Directions for this task =>
Return every record below exactly as written, but leave out the pictures.

----

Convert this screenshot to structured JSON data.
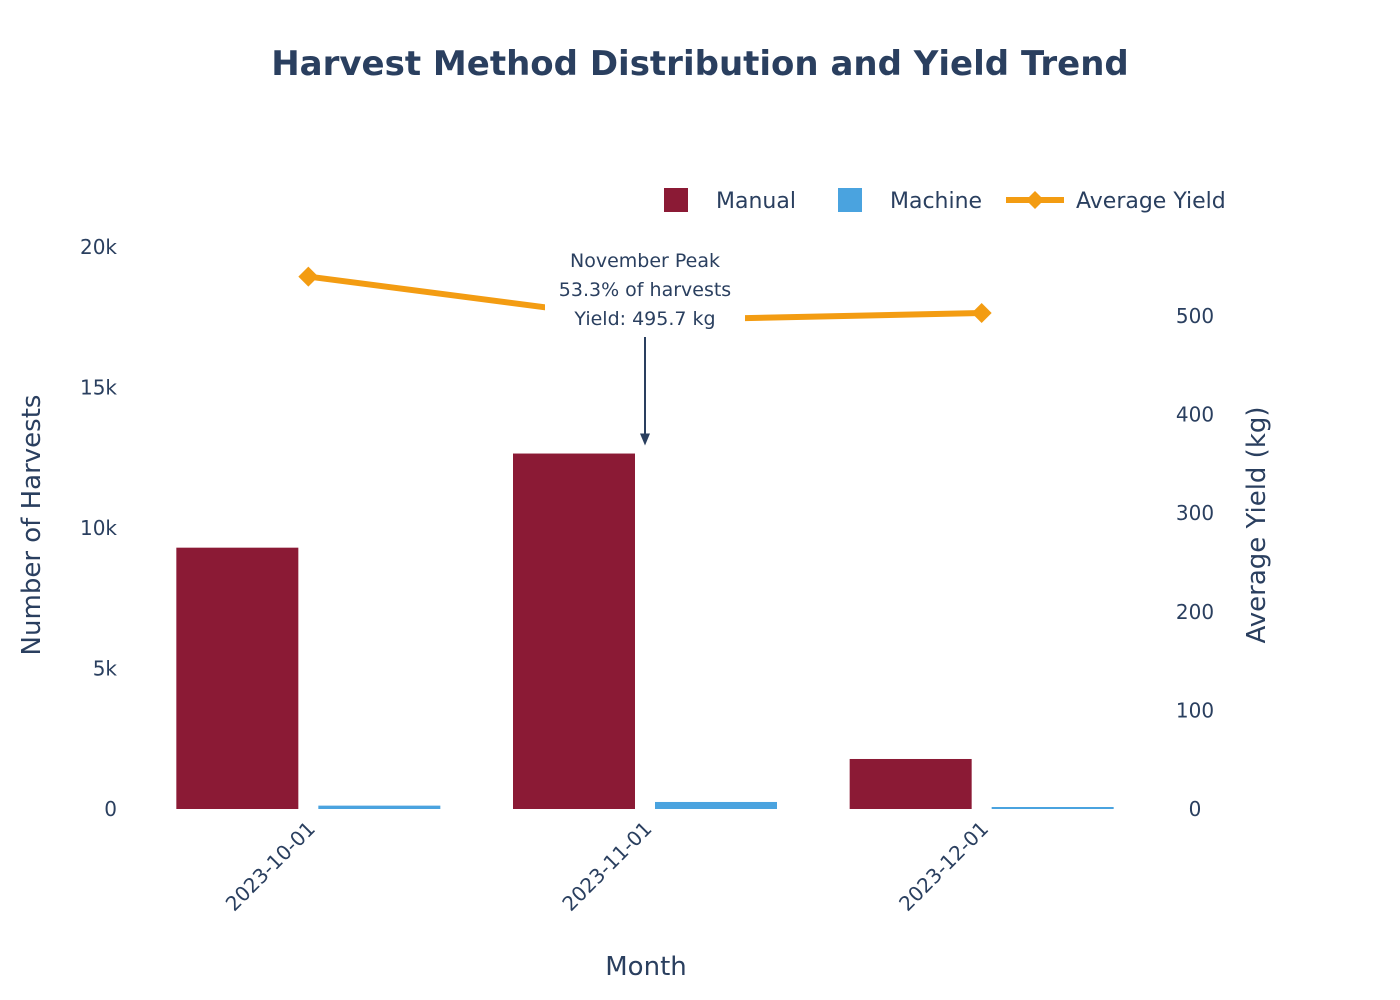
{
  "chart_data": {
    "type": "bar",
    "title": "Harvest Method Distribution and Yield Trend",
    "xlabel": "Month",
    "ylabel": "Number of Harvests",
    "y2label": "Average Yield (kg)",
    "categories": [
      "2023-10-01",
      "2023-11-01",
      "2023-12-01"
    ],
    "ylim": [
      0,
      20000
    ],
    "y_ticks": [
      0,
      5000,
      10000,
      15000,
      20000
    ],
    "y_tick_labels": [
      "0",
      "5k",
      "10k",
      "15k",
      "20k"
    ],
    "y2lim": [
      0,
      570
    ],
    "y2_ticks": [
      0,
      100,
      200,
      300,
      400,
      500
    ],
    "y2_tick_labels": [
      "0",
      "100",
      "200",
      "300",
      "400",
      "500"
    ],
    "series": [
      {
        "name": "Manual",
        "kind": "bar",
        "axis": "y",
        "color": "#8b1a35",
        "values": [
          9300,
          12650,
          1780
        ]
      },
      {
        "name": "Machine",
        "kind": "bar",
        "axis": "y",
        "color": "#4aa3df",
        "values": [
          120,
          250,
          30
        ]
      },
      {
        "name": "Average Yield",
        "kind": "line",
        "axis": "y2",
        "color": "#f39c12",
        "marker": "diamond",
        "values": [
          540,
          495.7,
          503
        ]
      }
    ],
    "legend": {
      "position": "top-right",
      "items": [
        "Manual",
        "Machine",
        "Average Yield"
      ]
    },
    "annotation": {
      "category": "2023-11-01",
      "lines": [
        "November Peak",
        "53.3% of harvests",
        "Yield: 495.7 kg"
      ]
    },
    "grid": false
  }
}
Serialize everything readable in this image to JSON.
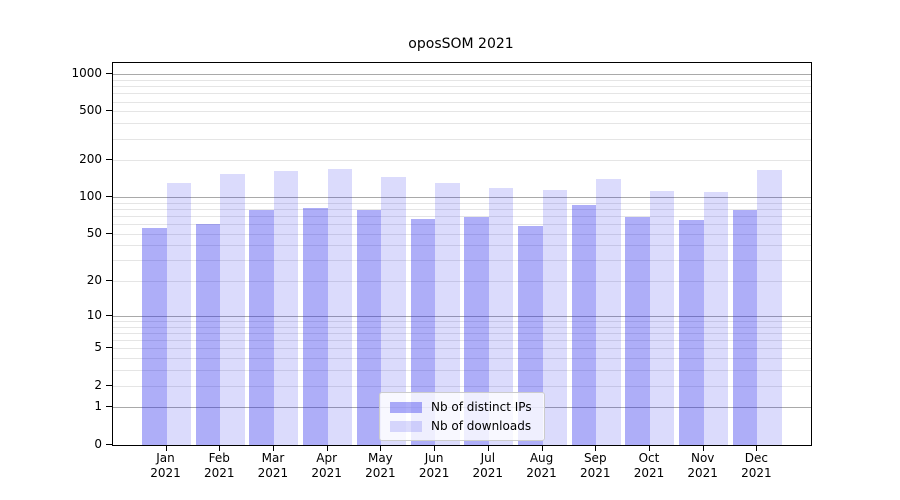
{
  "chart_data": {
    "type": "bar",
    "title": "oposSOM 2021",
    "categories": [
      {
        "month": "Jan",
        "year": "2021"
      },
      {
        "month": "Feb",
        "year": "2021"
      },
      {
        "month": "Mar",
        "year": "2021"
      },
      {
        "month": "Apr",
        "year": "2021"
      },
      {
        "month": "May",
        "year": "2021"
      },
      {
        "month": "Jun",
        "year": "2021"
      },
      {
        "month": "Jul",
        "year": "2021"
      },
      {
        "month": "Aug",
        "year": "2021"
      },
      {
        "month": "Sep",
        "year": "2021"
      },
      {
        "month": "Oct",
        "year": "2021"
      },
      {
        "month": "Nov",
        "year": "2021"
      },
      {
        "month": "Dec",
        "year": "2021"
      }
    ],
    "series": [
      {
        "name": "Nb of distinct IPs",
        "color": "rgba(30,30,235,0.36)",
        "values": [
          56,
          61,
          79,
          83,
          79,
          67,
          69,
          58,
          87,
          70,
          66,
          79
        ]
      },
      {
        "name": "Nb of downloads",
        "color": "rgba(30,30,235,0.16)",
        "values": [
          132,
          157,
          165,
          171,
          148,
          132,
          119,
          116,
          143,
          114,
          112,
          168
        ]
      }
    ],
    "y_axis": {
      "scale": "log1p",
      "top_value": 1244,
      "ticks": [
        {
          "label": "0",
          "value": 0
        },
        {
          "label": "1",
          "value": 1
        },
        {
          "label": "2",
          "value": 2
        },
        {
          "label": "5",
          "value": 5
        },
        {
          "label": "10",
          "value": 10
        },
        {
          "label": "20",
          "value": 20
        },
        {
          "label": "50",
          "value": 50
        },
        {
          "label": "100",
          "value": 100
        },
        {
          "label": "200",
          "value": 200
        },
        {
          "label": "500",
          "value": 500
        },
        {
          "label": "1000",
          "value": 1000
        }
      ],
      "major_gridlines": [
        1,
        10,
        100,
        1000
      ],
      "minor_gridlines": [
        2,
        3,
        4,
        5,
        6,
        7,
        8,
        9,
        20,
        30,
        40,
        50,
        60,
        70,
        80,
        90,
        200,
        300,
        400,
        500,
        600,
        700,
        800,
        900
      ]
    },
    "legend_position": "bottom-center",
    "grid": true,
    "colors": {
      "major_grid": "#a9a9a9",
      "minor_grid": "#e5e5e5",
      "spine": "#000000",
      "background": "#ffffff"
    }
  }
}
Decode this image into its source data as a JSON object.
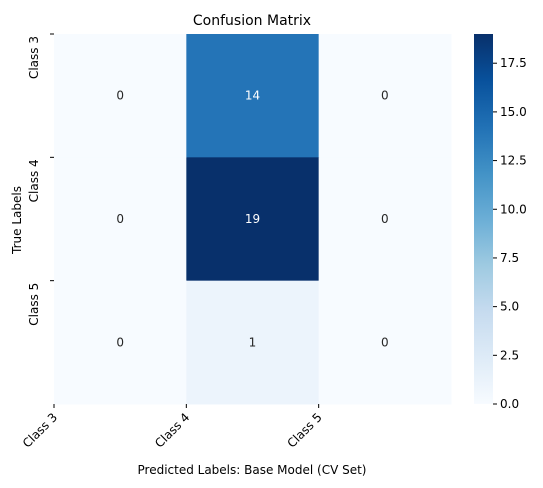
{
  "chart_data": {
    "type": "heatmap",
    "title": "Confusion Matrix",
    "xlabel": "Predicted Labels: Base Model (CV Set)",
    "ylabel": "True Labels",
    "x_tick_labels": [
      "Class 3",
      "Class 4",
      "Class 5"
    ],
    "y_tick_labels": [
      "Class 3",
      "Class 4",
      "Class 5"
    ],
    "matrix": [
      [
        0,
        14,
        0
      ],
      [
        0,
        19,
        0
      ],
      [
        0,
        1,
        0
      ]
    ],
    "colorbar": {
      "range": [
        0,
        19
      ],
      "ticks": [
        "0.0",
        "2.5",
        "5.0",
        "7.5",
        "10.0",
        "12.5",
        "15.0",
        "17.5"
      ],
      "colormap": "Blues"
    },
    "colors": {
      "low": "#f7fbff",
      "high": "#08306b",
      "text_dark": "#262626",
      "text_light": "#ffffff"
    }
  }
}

----

Completed task =>
Convert this screenshot to structured JSON data.
{
  "chart_data": {
    "type": "bar",
    "title": "Harvest Method Distribution and Yield Trend",
    "xlabel": "Month",
    "ylabel": "Number of Harvests",
    "y2label": "Average Yield (kg)",
    "categories": [
      "2023-10-01",
      "2023-11-01",
      "2023-12-01"
    ],
    "ylim": [
      0,
      20000
    ],
    "y_ticks": [
      0,
      5000,
      10000,
      15000,
      20000
    ],
    "y_tick_labels": [
      "0",
      "5k",
      "10k",
      "15k",
      "20k"
    ],
    "y2lim": [
      0,
      570
    ],
    "y2_ticks": [
      0,
      100,
      200,
      300,
      400,
      500
    ],
    "y2_tick_labels": [
      "0",
      "100",
      "200",
      "300",
      "400",
      "500"
    ],
    "series": [
      {
        "name": "Manual",
        "kind": "bar",
        "axis": "y",
        "color": "#8b1a35",
        "values": [
          9300,
          12650,
          1780
        ]
      },
      {
        "name": "Machine",
        "kind": "bar",
        "axis": "y",
        "color": "#4aa3df",
        "values": [
          120,
          250,
          30
        ]
      },
      {
        "name": "Average Yield",
        "kind": "line",
        "axis": "y2",
        "color": "#f39c12",
        "marker": "diamond",
        "values": [
          540,
          495.7,
          503
        ]
      }
    ],
    "legend": {
      "position": "top-right",
      "items": [
        "Manual",
        "Machine",
        "Average Yield"
      ]
    },
    "annotation": {
      "category": "2023-11-01",
      "lines": [
        "November Peak",
        "53.3% of harvests",
        "Yield: 495.7 kg"
      ]
    },
    "grid": false
  }
}
Serialize everything readable in this image to JSON.
{
  "chart_data": {
    "type": "bar",
    "title": "oposSOM 2021",
    "categories": [
      {
        "month": "Jan",
        "year": "2021"
      },
      {
        "month": "Feb",
        "year": "2021"
      },
      {
        "month": "Mar",
        "year": "2021"
      },
      {
        "month": "Apr",
        "year": "2021"
      },
      {
        "month": "May",
        "year": "2021"
      },
      {
        "month": "Jun",
        "year": "2021"
      },
      {
        "month": "Jul",
        "year": "2021"
      },
      {
        "month": "Aug",
        "year": "2021"
      },
      {
        "month": "Sep",
        "year": "2021"
      },
      {
        "month": "Oct",
        "year": "2021"
      },
      {
        "month": "Nov",
        "year": "2021"
      },
      {
        "month": "Dec",
        "year": "2021"
      }
    ],
    "series": [
      {
        "name": "Nb of distinct IPs",
        "color": "rgba(30,30,235,0.36)",
        "values": [
          56,
          61,
          79,
          83,
          79,
          67,
          69,
          58,
          87,
          70,
          66,
          79
        ]
      },
      {
        "name": "Nb of downloads",
        "color": "rgba(30,30,235,0.16)",
        "values": [
          132,
          157,
          165,
          171,
          148,
          132,
          119,
          116,
          143,
          114,
          112,
          168
        ]
      }
    ],
    "y_axis": {
      "scale": "log1p",
      "top_value": 1244,
      "ticks": [
        {
          "label": "0",
          "value": 0
        },
        {
          "label": "1",
          "value": 1
        },
        {
          "label": "2",
          "value": 2
        },
        {
          "label": "5",
          "value": 5
        },
        {
          "label": "10",
          "value": 10
        },
        {
          "label": "20",
          "value": 20
        },
        {
          "label": "50",
          "value": 50
        },
        {
          "label": "100",
          "value": 100
        },
        {
          "label": "200",
          "value": 200
        },
        {
          "label": "500",
          "value": 500
        },
        {
          "label": "1000",
          "value": 1000
        }
      ],
      "major_gridlines": [
        1,
        10,
        100,
        1000
      ],
      "minor_gridlines": [
        2,
        3,
        4,
        5,
        6,
        7,
        8,
        9,
        20,
        30,
        40,
        50,
        60,
        70,
        80,
        90,
        200,
        300,
        400,
        500,
        600,
        700,
        800,
        900
      ]
    },
    "legend_position": "bottom-center",
    "grid": true,
    "colors": {
      "major_grid": "#a9a9a9",
      "minor_grid": "#e5e5e5",
      "spine": "#000000",
      "background": "#ffffff"
    }
  }
}
Decode this image into its source data as a JSON object.
{
  "chart_data": {
    "type": "heatmap",
    "title": "Confusion Matrix",
    "xlabel": "Predicted Labels: Base Model (CV Set)",
    "ylabel": "True Labels",
    "x_tick_labels": [
      "Class 3",
      "Class 4",
      "Class 5"
    ],
    "y_tick_labels": [
      "Class 3",
      "Class 4",
      "Class 5"
    ],
    "matrix": [
      [
        0,
        14,
        0
      ],
      [
        0,
        19,
        0
      ],
      [
        0,
        1,
        0
      ]
    ],
    "colorbar": {
      "range": [
        0,
        19
      ],
      "ticks": [
        "0.0",
        "2.5",
        "5.0",
        "7.5",
        "10.0",
        "12.5",
        "15.0",
        "17.5"
      ],
      "colormap": "Blues"
    },
    "colors": {
      "low": "#f7fbff",
      "high": "#08306b",
      "text_dark": "#262626",
      "text_light": "#ffffff"
    }
  }
}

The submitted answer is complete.